**Objective**
Print all the data, keeping every line exactly as it is.

**Stored data**
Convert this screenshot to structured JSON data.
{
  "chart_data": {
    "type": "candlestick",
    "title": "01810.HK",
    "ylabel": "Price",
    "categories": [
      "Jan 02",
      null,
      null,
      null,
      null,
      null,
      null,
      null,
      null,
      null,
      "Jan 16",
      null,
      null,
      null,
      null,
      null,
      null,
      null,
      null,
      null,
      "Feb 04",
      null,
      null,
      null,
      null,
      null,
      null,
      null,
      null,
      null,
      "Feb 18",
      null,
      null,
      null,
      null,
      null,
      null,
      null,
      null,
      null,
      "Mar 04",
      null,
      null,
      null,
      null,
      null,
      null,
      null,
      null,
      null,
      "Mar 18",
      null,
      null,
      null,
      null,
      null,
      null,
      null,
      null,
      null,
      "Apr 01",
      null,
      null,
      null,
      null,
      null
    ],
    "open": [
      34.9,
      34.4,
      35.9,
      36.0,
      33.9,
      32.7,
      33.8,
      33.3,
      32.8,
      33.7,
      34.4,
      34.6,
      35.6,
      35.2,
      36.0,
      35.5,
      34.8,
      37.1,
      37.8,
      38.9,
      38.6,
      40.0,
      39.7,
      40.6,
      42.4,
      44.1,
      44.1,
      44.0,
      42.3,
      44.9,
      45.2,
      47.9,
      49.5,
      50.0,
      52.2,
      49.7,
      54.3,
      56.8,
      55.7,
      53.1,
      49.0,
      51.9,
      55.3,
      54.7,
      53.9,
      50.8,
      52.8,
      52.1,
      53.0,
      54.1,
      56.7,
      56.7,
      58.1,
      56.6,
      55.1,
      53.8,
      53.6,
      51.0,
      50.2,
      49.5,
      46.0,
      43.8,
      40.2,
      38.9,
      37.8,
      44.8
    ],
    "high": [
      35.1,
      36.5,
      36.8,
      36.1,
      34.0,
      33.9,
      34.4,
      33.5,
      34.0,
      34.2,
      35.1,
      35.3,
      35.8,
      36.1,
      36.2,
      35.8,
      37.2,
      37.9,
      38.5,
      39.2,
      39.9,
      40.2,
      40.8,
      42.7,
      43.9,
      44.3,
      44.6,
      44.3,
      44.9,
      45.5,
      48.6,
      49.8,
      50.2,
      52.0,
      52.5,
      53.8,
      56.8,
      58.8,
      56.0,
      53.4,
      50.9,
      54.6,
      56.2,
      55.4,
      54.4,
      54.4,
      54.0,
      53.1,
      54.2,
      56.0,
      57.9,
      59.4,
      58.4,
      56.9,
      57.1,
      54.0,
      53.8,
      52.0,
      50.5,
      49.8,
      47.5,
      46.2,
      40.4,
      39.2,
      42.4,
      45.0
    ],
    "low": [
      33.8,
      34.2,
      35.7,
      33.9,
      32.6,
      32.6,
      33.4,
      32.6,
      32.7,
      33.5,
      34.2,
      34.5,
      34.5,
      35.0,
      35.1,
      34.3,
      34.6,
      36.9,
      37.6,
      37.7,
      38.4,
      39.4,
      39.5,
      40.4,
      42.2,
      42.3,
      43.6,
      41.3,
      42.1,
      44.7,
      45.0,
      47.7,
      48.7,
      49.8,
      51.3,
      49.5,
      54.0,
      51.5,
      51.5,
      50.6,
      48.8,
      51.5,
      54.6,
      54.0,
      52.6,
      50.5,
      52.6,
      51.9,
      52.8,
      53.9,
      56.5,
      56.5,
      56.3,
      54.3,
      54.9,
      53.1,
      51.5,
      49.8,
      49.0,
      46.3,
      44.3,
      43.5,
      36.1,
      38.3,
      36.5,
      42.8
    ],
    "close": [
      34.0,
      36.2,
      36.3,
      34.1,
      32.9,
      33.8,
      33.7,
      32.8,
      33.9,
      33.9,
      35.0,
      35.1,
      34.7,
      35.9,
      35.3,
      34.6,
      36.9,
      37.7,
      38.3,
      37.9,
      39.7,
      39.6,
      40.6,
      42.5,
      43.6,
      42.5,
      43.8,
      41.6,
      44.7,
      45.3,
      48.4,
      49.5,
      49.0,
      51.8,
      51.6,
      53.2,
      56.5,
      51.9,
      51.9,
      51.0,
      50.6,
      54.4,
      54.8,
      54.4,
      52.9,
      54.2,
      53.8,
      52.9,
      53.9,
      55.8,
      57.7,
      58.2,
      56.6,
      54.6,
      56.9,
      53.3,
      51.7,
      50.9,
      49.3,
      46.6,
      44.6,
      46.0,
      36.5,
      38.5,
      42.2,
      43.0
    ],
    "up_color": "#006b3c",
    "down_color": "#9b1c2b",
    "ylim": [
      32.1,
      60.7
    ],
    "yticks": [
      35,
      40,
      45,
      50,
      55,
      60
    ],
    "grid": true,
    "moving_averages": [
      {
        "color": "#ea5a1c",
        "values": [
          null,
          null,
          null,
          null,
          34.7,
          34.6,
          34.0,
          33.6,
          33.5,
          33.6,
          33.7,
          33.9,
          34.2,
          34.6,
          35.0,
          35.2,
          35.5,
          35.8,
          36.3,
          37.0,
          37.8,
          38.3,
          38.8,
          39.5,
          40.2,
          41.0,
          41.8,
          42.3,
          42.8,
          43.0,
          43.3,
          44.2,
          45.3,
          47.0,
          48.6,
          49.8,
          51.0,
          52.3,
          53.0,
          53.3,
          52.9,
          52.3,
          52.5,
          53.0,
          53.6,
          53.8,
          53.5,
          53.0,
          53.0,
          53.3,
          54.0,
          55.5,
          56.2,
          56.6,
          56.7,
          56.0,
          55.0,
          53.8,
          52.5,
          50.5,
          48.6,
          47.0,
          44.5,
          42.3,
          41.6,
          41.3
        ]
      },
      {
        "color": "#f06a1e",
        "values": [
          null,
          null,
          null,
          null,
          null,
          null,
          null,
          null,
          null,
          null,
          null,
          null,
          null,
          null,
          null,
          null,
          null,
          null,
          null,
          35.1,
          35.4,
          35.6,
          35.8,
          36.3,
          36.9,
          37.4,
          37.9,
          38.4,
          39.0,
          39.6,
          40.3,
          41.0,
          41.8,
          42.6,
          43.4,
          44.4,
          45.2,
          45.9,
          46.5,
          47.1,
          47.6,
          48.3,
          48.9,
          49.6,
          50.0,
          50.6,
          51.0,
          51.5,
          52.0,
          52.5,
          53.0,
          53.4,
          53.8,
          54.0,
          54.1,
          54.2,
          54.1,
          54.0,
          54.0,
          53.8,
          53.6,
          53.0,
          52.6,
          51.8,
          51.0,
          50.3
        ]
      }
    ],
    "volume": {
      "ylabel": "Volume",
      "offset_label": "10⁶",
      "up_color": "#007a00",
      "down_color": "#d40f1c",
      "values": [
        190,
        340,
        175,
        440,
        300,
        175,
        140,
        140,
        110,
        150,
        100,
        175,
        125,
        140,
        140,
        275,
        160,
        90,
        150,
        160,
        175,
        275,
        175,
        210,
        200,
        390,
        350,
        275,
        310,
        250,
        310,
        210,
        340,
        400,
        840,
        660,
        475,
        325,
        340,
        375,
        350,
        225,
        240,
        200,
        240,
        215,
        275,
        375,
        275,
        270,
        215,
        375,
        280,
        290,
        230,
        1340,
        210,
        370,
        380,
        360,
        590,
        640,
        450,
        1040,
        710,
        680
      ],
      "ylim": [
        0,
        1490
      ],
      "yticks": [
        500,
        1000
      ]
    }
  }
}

**Result**
Convert this screenshot to structured JSON data.
{
  "chart_data": {
    "type": "candlestick",
    "title": "01810.HK",
    "ylabel": "Price",
    "categories": [
      "Jan 02",
      null,
      null,
      null,
      null,
      null,
      null,
      null,
      null,
      null,
      "Jan 16",
      null,
      null,
      null,
      null,
      null,
      null,
      null,
      null,
      null,
      "Feb 04",
      null,
      null,
      null,
      null,
      null,
      null,
      null,
      null,
      null,
      "Feb 18",
      null,
      null,
      null,
      null,
      null,
      null,
      null,
      null,
      null,
      "Mar 04",
      null,
      null,
      null,
      null,
      null,
      null,
      null,
      null,
      null,
      "Mar 18",
      null,
      null,
      null,
      null,
      null,
      null,
      null,
      null,
      null,
      "Apr 01",
      null,
      null,
      null,
      null,
      null
    ],
    "open": [
      34.9,
      34.4,
      35.9,
      36.0,
      33.9,
      32.7,
      33.8,
      33.3,
      32.8,
      33.7,
      34.4,
      34.6,
      35.6,
      35.2,
      36.0,
      35.5,
      34.8,
      37.1,
      37.8,
      38.9,
      38.6,
      40.0,
      39.7,
      40.6,
      42.4,
      44.1,
      44.1,
      44.0,
      42.3,
      44.9,
      45.2,
      47.9,
      49.5,
      50.0,
      52.2,
      49.7,
      54.3,
      56.8,
      55.7,
      53.1,
      49.0,
      51.9,
      55.3,
      54.7,
      53.9,
      50.8,
      52.8,
      52.1,
      53.0,
      54.1,
      56.7,
      56.7,
      58.1,
      56.6,
      55.1,
      53.8,
      53.6,
      51.0,
      50.2,
      49.5,
      46.0,
      43.8,
      40.2,
      38.9,
      37.8,
      44.8
    ],
    "high": [
      35.1,
      36.5,
      36.8,
      36.1,
      34.0,
      33.9,
      34.4,
      33.5,
      34.0,
      34.2,
      35.1,
      35.3,
      35.8,
      36.1,
      36.2,
      35.8,
      37.2,
      37.9,
      38.5,
      39.2,
      39.9,
      40.2,
      40.8,
      42.7,
      43.9,
      44.3,
      44.6,
      44.3,
      44.9,
      45.5,
      48.6,
      49.8,
      50.2,
      52.0,
      52.5,
      53.8,
      56.8,
      58.8,
      56.0,
      53.4,
      50.9,
      54.6,
      56.2,
      55.4,
      54.4,
      54.4,
      54.0,
      53.1,
      54.2,
      56.0,
      57.9,
      59.4,
      58.4,
      56.9,
      57.1,
      54.0,
      53.8,
      52.0,
      50.5,
      49.8,
      47.5,
      46.2,
      40.4,
      39.2,
      42.4,
      45.0
    ],
    "low": [
      33.8,
      34.2,
      35.7,
      33.9,
      32.6,
      32.6,
      33.4,
      32.6,
      32.7,
      33.5,
      34.2,
      34.5,
      34.5,
      35.0,
      35.1,
      34.3,
      34.6,
      36.9,
      37.6,
      37.7,
      38.4,
      39.4,
      39.5,
      40.4,
      42.2,
      42.3,
      43.6,
      41.3,
      42.1,
      44.7,
      45.0,
      47.7,
      48.7,
      49.8,
      51.3,
      49.5,
      54.0,
      51.5,
      51.5,
      50.6,
      48.8,
      51.5,
      54.6,
      54.0,
      52.6,
      50.5,
      52.6,
      51.9,
      52.8,
      53.9,
      56.5,
      56.5,
      56.3,
      54.3,
      54.9,
      53.1,
      51.5,
      49.8,
      49.0,
      46.3,
      44.3,
      43.5,
      36.1,
      38.3,
      36.5,
      42.8
    ],
    "close": [
      34.0,
      36.2,
      36.3,
      34.1,
      32.9,
      33.8,
      33.7,
      32.8,
      33.9,
      33.9,
      35.0,
      35.1,
      34.7,
      35.9,
      35.3,
      34.6,
      36.9,
      37.7,
      38.3,
      37.9,
      39.7,
      39.6,
      40.6,
      42.5,
      43.6,
      42.5,
      43.8,
      41.6,
      44.7,
      45.3,
      48.4,
      49.5,
      49.0,
      51.8,
      51.6,
      53.2,
      56.5,
      51.9,
      51.9,
      51.0,
      50.6,
      54.4,
      54.8,
      54.4,
      52.9,
      54.2,
      53.8,
      52.9,
      53.9,
      55.8,
      57.7,
      58.2,
      56.6,
      54.6,
      56.9,
      53.3,
      51.7,
      50.9,
      49.3,
      46.6,
      44.6,
      46.0,
      36.5,
      38.5,
      42.2,
      43.0
    ],
    "up_color": "#006b3c",
    "down_color": "#9b1c2b",
    "ylim": [
      32.1,
      60.7
    ],
    "yticks": [
      35,
      40,
      45,
      50,
      55,
      60
    ],
    "grid": true,
    "moving_averages": [
      {
        "color": "#ea5a1c",
        "values": [
          null,
          null,
          null,
          null,
          34.7,
          34.6,
          34.0,
          33.6,
          33.5,
          33.6,
          33.7,
          33.9,
          34.2,
          34.6,
          35.0,
          35.2,
          35.5,
          35.8,
          36.3,
          37.0,
          37.8,
          38.3,
          38.8,
          39.5,
          40.2,
          41.0,
          41.8,
          42.3,
          42.8,
          43.0,
          43.3,
          44.2,
          45.3,
          47.0,
          48.6,
          49.8,
          51.0,
          52.3,
          53.0,
          53.3,
          52.9,
          52.3,
          52.5,
          53.0,
          53.6,
          53.8,
          53.5,
          53.0,
          53.0,
          53.3,
          54.0,
          55.5,
          56.2,
          56.6,
          56.7,
          56.0,
          55.0,
          53.8,
          52.5,
          50.5,
          48.6,
          47.0,
          44.5,
          42.3,
          41.6,
          41.3
        ]
      },
      {
        "color": "#f06a1e",
        "values": [
          null,
          null,
          null,
          null,
          null,
          null,
          null,
          null,
          null,
          null,
          null,
          null,
          null,
          null,
          null,
          null,
          null,
          null,
          null,
          35.1,
          35.4,
          35.6,
          35.8,
          36.3,
          36.9,
          37.4,
          37.9,
          38.4,
          39.0,
          39.6,
          40.3,
          41.0,
          41.8,
          42.6,
          43.4,
          44.4,
          45.2,
          45.9,
          46.5,
          47.1,
          47.6,
          48.3,
          48.9,
          49.6,
          50.0,
          50.6,
          51.0,
          51.5,
          52.0,
          52.5,
          53.0,
          53.4,
          53.8,
          54.0,
          54.1,
          54.2,
          54.1,
          54.0,
          54.0,
          53.8,
          53.6,
          53.0,
          52.6,
          51.8,
          51.0,
          50.3
        ]
      }
    ],
    "volume": {
      "ylabel": "Volume",
      "offset_label": "10⁶",
      "up_color": "#007a00",
      "down_color": "#d40f1c",
      "values": [
        190,
        340,
        175,
        440,
        300,
        175,
        140,
        140,
        110,
        150,
        100,
        175,
        125,
        140,
        140,
        275,
        160,
        90,
        150,
        160,
        175,
        275,
        175,
        210,
        200,
        390,
        350,
        275,
        310,
        250,
        310,
        210,
        340,
        400,
        840,
        660,
        475,
        325,
        340,
        375,
        350,
        225,
        240,
        200,
        240,
        215,
        275,
        375,
        275,
        270,
        215,
        375,
        280,
        290,
        230,
        1340,
        210,
        370,
        380,
        360,
        590,
        640,
        450,
        1040,
        710,
        680
      ],
      "ylim": [
        0,
        1490
      ],
      "yticks": [
        500,
        1000
      ]
    }
  }
}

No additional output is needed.